>>>
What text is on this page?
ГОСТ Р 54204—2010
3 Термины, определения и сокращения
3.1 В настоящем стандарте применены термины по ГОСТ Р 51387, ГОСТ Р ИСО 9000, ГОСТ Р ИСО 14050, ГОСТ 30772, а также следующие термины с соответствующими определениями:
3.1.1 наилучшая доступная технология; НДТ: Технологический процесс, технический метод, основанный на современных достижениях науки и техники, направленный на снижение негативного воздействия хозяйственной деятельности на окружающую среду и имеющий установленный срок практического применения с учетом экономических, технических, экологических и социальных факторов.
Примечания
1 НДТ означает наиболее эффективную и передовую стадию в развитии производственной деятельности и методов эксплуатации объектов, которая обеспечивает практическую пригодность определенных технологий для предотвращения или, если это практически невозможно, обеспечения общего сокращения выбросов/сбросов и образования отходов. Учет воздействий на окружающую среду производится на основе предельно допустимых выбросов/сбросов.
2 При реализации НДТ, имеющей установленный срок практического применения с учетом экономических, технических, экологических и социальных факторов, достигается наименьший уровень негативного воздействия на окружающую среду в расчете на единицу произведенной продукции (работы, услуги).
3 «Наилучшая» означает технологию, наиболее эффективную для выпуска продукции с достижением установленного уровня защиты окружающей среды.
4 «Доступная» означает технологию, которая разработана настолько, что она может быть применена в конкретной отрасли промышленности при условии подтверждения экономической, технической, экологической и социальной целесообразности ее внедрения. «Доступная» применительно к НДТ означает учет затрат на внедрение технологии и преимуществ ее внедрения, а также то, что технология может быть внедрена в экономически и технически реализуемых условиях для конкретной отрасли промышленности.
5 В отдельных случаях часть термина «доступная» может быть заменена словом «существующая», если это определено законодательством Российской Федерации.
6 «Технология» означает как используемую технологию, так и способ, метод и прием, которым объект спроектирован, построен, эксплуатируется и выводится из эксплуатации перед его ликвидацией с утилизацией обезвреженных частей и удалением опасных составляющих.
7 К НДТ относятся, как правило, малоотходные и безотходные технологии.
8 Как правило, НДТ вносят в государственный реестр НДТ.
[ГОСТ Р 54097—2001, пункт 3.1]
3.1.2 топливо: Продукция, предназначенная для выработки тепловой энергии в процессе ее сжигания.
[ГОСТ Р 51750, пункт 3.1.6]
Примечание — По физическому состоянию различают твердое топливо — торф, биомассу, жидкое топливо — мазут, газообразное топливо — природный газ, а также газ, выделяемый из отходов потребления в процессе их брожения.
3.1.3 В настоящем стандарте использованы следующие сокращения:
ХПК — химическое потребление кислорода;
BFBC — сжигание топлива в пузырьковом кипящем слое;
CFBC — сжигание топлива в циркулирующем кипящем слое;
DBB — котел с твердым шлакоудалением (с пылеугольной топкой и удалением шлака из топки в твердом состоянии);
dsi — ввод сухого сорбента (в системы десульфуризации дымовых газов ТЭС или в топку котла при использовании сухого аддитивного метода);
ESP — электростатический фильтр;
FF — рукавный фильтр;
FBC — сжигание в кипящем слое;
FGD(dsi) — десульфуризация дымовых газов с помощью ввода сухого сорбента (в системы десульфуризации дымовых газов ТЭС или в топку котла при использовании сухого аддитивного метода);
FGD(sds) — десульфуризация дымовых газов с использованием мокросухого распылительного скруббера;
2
<<<
Retype each record exactly, leaving nothing out.

What text is on this page?
ГОСТ Р 54204—2010
3 Термины, определения и сокращения
3.1 В настоящем стандарте применены термины по ГОСТ Р 51387, ГОСТ Р ИСО 9000, ГОСТ Р ИСО 14050, ГОСТ 30772, а также следующие термины с соответствующими определениями:
3.1.1 наилучшая доступная технология; НДТ: Технологический процесс, технический метод, основанный на современных достижениях науки и техники, направленный на снижение негативного воздействия хозяйственной деятельности на окружающую среду и имеющий установленный срок практического применения с учетом экономических, технических, экологических и социальных факторов.
Примечания
1 НДТ означает наиболее эффективную и передовую стадию в развитии производственной деятельности и методов эксплуатации объектов, которая обеспечивает практическую пригодность определенных технологий для предотвращения или, если это практически невозможно, обеспечения общего сокращения выбросов/сбросов и образования отходов. Учет воздействий на окружающую среду производится на основе предельно допустимых выбросов/сбросов.
2 При реализации НДТ, имеющей установленный срок практического применения с учетом экономических, технических, экологических и социальных факторов, достигается наименьший уровень негативного воздействия на окружающую среду в расчете на единицу произведенной продукции (работы, услуги).
3 «Наилучшая» означает технологию, наиболее эффективную для выпуска продукции с достижением установленного уровня защиты окружающей среды.
4 «Доступная» означает технологию, которая разработана настолько, что она может быть применена в конкретной отрасли промышленности при условии подтверждения экономической, технической, экологической и социальной целесообразности ее внедрения. «Доступная» применительно к НДТ означает учет затрат на внедрение технологии и преимуществ ее внедрения, а также то, что технология может быть внедрена в экономически и технически реализуемых условиях для конкретной отрасли промышленности.
5 В отдельных случаях часть термина «доступная» может быть заменена словом «существующая», если это определено законодательством Российской Федерации.
6 «Технология» означает как используемую технологию, так и способ, метод и прием, которым объект спроектирован, построен, эксплуатируется и выводится из эксплуатации перед его ликвидацией с утилизацией обезвреженных частей и удалением опасных составляющих.
7 К НДТ относятся, как правило, малоотходные и безотходные технологии.
8 Как правило, НДТ вносят в государственный реестр НДТ.
[ГОСТ Р 54097—2001, пункт 3.1]
3.1.2 топливо: Продукция, предназначенная для выработки тепловой энергии в процессе ее сжигания.
[ГОСТ Р 51750, пункт 3.1.6]
Примечание — По физическому состоянию различают твердое топливо — торф, биомассу, жидкое топливо — мазут, газообразное топливо — природный газ, а также газ, выделяемый из отходов потребления в процессе их брожения.
3.1.3 В настоящем стандарте использованы следующие сокращения:
ХПК — химическое потребление кислорода;
BFBC — сжигание топлива в пузырьковом кипящем слое;
CFBC — сжигание топлива в циркулирующем кипящем слое;
DBB — котел с твердым шлакоудалением (с пылеугольной топкой и удалением шлака из топки в твердом состоянии);
dsi — ввод сухого сорбента (в системы десульфуризации дымовых газов ТЭС или в топку котла при использовании сухого аддитивного метода);
ESP — электростатический фильтр;
FF — рукавный фильтр;
FBC — сжигание в кипящем слое;
FGD(dsi) — десульфуризация дымовых газов с помощью ввода сухого сорбента (в системы десульфуризации дымовых газов ТЭС или в топку котла при использовании сухого аддитивного метода);
FGD(sds) — десульфуризация дымовых газов с использованием мокросухого распылительного скруббера;
2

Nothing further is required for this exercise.